Task to complete: Find the word "hodiny" in the material below and gather every line that contains it.

Records for the exercise:
▽
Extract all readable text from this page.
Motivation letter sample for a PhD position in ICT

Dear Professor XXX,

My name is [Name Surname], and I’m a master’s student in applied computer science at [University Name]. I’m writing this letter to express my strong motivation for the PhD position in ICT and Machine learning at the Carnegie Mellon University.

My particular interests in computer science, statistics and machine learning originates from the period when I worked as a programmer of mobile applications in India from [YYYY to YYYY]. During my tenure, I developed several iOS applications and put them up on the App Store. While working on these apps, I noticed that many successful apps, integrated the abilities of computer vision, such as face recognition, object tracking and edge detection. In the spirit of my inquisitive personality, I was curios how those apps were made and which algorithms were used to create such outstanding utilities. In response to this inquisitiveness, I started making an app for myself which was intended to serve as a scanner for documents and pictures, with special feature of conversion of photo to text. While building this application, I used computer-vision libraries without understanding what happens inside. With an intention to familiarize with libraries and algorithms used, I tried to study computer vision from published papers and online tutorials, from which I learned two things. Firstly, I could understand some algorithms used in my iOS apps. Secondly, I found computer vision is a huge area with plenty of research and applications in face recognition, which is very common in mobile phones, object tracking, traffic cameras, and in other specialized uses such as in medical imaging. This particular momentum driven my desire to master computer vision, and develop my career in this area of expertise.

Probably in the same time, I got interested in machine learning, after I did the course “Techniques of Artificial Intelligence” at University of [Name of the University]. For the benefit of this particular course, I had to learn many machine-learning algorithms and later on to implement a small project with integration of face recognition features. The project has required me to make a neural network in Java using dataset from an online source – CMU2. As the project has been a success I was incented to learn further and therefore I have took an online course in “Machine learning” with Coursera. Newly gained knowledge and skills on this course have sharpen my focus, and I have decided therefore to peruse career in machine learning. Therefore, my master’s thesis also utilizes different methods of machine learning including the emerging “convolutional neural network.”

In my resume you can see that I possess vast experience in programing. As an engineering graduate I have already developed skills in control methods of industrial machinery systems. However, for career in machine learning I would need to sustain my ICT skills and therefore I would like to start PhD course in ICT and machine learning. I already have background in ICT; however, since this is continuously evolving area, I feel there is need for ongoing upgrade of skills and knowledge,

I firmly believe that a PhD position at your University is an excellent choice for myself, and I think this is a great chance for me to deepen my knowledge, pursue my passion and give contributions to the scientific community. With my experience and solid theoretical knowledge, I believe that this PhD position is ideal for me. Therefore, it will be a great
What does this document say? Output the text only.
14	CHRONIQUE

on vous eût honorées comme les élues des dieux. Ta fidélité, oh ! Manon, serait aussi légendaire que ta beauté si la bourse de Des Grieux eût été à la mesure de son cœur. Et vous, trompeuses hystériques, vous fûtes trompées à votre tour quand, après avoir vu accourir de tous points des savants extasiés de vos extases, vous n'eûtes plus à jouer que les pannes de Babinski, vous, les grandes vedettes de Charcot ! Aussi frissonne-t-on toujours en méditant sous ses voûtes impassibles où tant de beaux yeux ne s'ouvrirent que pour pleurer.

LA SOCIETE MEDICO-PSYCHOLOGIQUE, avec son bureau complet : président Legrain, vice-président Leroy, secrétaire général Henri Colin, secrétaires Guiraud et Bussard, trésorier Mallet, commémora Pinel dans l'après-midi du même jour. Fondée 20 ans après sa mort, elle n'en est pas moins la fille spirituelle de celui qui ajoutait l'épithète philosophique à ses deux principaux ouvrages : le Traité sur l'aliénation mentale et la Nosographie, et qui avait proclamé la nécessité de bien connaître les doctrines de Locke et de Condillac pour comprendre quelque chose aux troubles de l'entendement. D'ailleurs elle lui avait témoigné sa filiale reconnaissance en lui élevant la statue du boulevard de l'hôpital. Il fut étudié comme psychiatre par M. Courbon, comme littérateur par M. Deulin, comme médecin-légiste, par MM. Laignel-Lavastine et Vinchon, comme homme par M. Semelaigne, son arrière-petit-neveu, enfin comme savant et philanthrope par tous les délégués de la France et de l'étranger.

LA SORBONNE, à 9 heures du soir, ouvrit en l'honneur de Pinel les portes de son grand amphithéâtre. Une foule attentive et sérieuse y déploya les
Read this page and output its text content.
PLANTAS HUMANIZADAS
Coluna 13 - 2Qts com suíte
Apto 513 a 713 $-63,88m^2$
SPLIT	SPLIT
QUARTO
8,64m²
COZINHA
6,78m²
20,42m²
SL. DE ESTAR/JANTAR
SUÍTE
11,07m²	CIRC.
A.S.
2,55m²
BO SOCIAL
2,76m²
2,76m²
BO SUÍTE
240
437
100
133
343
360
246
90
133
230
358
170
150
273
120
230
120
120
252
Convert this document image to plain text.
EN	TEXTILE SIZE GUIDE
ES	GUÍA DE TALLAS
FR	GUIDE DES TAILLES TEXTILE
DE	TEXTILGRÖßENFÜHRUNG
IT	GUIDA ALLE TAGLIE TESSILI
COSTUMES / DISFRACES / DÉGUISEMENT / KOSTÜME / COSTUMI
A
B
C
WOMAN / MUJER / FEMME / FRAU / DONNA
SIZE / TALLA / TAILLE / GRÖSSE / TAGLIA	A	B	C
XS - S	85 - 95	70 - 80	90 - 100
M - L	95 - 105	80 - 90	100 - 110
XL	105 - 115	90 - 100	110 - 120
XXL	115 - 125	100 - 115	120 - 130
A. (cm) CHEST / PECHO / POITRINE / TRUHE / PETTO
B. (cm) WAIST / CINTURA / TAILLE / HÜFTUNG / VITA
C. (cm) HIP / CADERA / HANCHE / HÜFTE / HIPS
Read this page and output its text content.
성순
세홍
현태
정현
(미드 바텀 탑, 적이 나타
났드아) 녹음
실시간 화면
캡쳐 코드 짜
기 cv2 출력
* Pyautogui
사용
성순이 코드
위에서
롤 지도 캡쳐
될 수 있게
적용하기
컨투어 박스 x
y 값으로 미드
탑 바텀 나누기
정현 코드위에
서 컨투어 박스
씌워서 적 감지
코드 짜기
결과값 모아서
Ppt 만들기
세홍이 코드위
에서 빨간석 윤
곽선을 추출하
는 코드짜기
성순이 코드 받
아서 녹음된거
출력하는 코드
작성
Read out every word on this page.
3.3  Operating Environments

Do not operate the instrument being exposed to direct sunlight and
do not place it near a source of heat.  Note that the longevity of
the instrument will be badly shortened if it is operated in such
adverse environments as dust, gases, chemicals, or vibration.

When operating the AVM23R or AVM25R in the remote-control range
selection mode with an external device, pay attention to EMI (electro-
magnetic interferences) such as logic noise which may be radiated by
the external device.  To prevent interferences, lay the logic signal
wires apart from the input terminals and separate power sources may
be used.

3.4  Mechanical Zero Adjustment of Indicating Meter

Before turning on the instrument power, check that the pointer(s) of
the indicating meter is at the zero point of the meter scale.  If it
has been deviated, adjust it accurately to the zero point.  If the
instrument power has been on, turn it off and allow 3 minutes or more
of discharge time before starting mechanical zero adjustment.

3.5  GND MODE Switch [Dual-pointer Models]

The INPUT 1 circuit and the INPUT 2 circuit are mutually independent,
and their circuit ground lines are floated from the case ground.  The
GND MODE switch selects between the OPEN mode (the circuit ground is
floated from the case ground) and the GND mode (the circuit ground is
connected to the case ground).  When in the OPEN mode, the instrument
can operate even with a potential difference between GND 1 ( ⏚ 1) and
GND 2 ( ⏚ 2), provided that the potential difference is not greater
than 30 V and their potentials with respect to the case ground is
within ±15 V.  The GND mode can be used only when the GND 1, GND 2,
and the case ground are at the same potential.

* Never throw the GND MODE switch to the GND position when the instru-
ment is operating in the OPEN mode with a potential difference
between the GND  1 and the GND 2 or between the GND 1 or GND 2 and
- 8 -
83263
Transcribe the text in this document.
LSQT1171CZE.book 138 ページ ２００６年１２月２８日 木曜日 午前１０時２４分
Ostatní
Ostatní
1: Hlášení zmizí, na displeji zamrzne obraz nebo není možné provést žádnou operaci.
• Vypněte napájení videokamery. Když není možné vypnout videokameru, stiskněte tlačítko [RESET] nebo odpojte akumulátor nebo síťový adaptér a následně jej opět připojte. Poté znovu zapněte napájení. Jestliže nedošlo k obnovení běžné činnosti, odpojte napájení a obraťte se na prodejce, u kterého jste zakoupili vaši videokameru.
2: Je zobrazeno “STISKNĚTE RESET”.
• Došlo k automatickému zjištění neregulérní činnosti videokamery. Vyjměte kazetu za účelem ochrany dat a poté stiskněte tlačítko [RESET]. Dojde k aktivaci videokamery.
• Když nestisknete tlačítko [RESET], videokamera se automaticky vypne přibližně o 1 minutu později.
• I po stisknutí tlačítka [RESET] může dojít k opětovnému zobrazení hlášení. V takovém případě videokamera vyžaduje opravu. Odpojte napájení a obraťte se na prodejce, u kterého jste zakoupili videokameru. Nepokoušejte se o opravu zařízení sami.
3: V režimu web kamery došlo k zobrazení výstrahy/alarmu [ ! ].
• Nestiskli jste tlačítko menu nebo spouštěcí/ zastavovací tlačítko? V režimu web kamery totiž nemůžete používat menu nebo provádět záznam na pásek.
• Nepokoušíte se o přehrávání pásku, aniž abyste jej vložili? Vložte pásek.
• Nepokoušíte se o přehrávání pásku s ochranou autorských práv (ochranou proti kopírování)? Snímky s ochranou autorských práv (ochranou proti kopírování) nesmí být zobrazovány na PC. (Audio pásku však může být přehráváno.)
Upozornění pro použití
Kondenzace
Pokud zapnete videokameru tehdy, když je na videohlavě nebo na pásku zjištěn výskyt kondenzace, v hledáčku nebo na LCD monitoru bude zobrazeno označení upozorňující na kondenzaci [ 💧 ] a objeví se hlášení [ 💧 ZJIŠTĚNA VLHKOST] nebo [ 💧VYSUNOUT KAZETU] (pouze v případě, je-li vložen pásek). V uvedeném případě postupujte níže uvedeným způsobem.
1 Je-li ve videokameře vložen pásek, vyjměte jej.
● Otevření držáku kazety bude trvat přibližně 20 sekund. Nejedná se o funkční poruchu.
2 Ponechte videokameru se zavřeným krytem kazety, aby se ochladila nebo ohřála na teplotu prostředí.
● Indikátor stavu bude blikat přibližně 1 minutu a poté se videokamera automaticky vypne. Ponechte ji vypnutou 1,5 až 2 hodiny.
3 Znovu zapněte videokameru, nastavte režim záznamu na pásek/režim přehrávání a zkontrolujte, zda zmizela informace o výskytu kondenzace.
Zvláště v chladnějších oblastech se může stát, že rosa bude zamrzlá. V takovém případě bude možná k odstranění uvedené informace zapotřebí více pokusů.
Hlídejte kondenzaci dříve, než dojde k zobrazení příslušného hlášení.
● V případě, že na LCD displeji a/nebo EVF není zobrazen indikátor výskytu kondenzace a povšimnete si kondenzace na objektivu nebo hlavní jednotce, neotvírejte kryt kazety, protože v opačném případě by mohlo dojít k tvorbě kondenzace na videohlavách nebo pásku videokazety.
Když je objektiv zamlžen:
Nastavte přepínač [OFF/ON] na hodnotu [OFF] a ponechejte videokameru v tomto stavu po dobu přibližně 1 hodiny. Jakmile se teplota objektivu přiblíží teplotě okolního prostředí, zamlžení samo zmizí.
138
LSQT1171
△
Finished answer:
● Indikátor stavu bude blikat přibližně 1 minutu a poté se videokamera automaticky vypne. Ponechte ji vypnutou 1,5 až 2 hodiny.
Nastavte přepínač [OFF/ON] na hodnotu [OFF] a ponechejte videokameru v tomto stavu po dobu přibližně 1 hodiny. Jakmile se teplota objektivu přiblíží teplotě okolního prostředí, zamlžení samo zmizí.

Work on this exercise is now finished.